§ Short problem:
Locate the word "text" in the entries below, then gather every line that holds it.

§ Dataset excerpts:
..............................

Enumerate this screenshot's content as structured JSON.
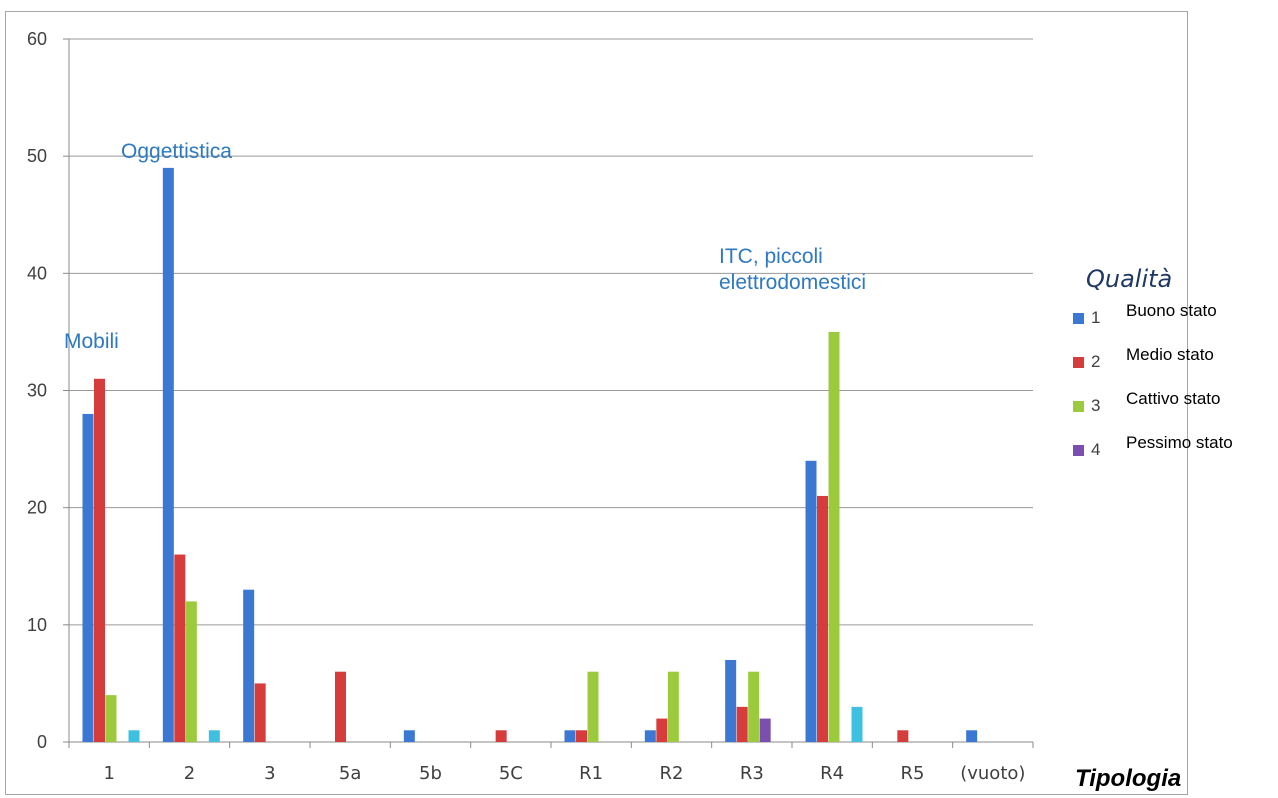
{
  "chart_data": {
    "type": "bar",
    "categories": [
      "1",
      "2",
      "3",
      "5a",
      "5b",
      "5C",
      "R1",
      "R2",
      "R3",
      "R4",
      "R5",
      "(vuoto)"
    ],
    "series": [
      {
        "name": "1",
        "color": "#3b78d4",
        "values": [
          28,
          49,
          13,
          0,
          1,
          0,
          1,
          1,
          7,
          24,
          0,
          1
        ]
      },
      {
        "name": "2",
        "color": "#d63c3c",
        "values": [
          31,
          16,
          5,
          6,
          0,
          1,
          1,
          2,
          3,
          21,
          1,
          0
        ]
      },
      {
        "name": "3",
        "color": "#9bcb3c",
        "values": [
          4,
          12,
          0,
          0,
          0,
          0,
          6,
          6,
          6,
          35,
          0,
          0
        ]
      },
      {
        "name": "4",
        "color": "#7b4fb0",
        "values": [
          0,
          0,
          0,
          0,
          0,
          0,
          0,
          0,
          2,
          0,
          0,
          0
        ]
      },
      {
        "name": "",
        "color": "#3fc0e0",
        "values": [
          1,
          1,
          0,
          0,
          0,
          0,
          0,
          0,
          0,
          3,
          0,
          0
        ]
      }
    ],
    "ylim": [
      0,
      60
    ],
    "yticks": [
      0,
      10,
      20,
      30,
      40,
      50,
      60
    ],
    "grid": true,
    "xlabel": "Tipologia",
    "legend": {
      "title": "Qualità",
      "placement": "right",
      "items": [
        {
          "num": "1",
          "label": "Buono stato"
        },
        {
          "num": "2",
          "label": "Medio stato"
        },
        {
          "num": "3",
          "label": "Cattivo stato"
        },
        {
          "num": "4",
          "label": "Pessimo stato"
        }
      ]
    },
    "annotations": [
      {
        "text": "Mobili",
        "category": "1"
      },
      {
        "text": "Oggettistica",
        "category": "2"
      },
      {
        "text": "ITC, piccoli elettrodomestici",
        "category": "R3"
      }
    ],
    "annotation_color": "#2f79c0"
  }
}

..............................

§ Exercise result:
        "text": "Mobili",
        "text": "Oggettistica",
        "text": "ITC, piccoli elettrodomestici",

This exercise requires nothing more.